#### TASK PROMPT
Quote all entries exactly, leaving pictures aside.

#### SOURCE MATERIAL
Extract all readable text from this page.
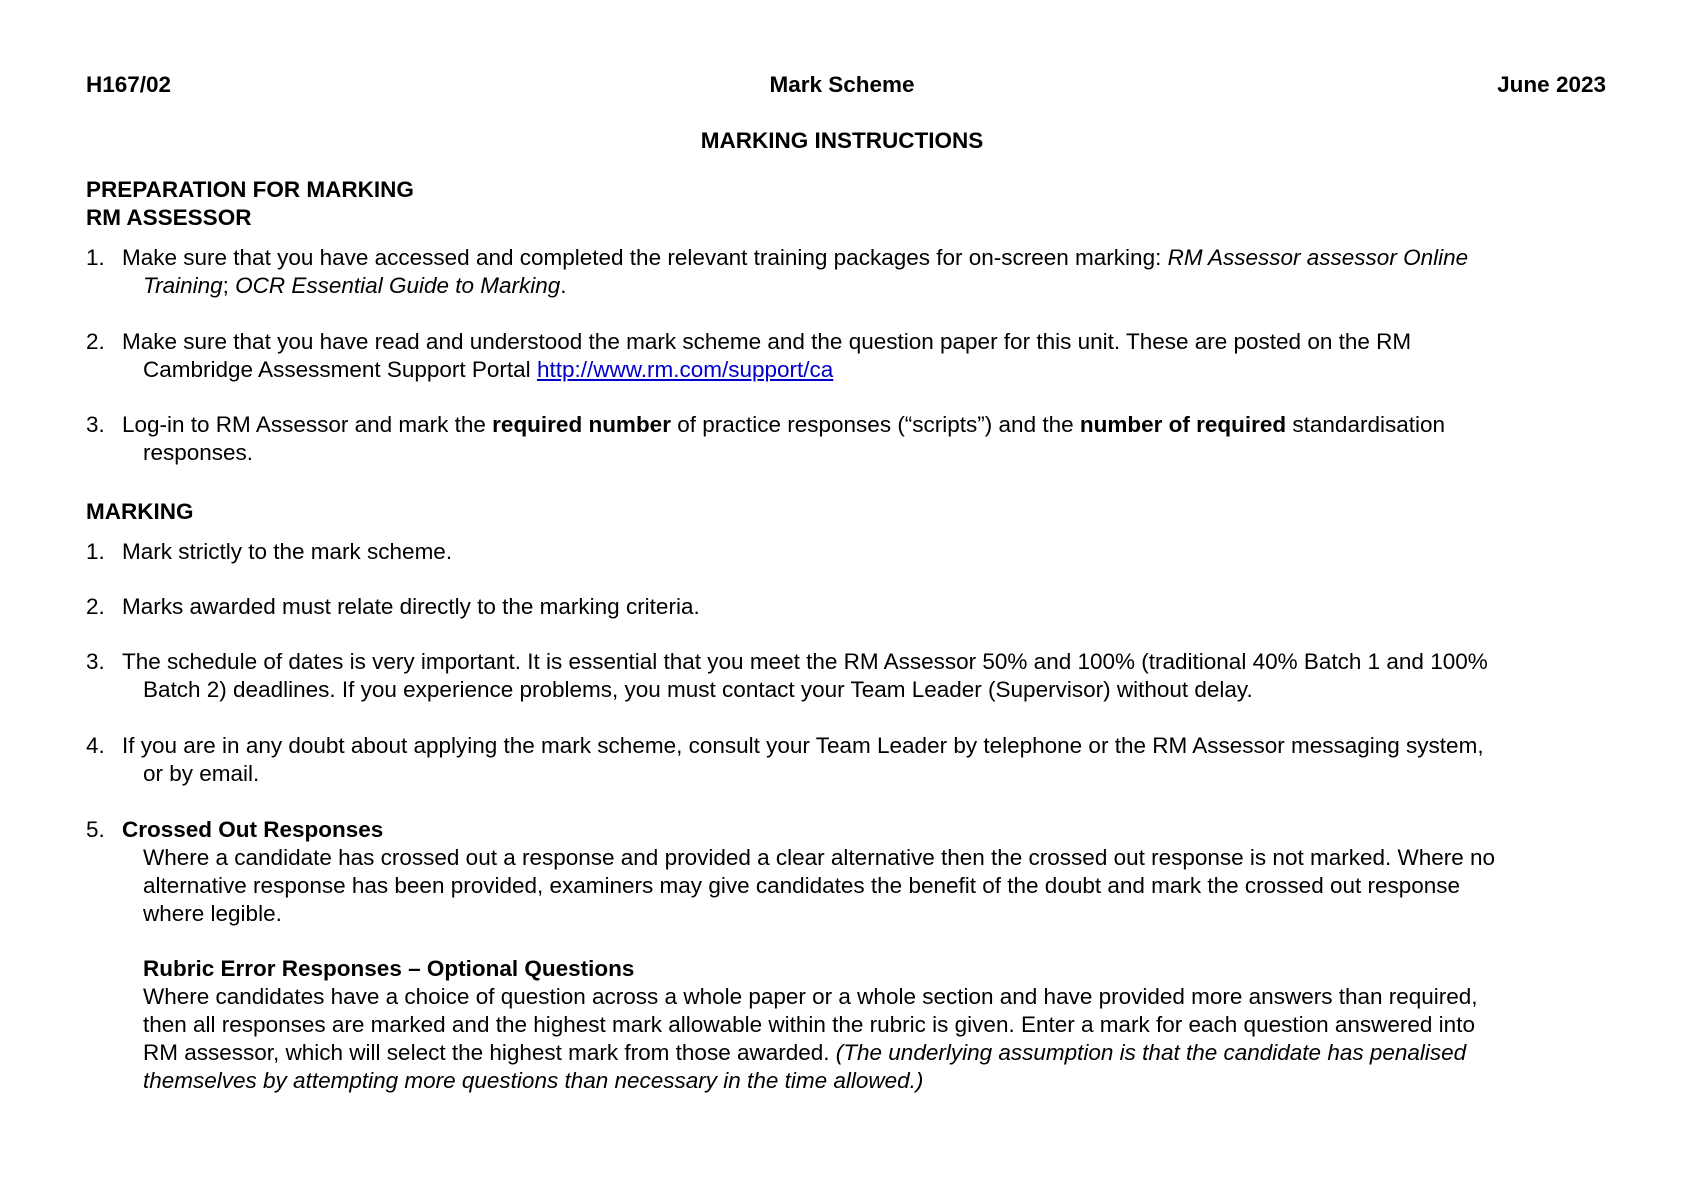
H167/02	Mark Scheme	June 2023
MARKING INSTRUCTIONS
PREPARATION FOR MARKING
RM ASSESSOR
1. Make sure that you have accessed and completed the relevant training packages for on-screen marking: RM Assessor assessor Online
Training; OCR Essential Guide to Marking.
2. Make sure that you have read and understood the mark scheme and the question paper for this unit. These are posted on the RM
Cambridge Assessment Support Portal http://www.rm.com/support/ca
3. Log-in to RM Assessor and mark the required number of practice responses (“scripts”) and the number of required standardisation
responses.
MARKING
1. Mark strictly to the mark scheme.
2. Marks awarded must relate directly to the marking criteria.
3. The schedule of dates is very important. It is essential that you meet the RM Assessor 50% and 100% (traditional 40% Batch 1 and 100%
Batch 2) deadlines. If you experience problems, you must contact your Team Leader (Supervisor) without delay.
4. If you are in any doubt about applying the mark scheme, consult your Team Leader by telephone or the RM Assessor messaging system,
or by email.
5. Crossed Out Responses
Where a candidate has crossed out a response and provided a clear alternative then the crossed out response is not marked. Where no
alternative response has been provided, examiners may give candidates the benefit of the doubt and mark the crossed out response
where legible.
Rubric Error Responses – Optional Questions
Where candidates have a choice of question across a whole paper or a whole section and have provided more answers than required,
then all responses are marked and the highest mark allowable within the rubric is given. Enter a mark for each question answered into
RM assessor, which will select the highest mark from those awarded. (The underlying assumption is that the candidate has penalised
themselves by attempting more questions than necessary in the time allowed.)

#### TASK RESULT
Extract all readable text from this page.
H167/02	Mark Scheme	June 2023
MARKING INSTRUCTIONS
PREPARATION FOR MARKING
RM ASSESSOR
1. Make sure that you have accessed and completed the relevant training packages for on-screen marking: RM Assessor assessor Online
Training; OCR Essential Guide to Marking.
2. Make sure that you have read and understood the mark scheme and the question paper for this unit. These are posted on the RM
Cambridge Assessment Support Portal http://www.rm.com/support/ca
3. Log-in to RM Assessor and mark the required number of practice responses (“scripts”) and the number of required standardisation
responses.
MARKING
1. Mark strictly to the mark scheme.
2. Marks awarded must relate directly to the marking criteria.
3. The schedule of dates is very important. It is essential that you meet the RM Assessor 50% and 100% (traditional 40% Batch 1 and 100%
Batch 2) deadlines. If you experience problems, you must contact your Team Leader (Supervisor) without delay.
4. If you are in any doubt about applying the mark scheme, consult your Team Leader by telephone or the RM Assessor messaging system,
or by email.
5. Crossed Out Responses
Where a candidate has crossed out a response and provided a clear alternative then the crossed out response is not marked. Where no
alternative response has been provided, examiners may give candidates the benefit of the doubt and mark the crossed out response
where legible.
Rubric Error Responses – Optional Questions
Where candidates have a choice of question across a whole paper or a whole section and have provided more answers than required,
then all responses are marked and the highest mark allowable within the rubric is given. Enter a mark for each question answered into
RM assessor, which will select the highest mark from those awarded. (The underlying assumption is that the candidate has penalised
themselves by attempting more questions than necessary in the time allowed.)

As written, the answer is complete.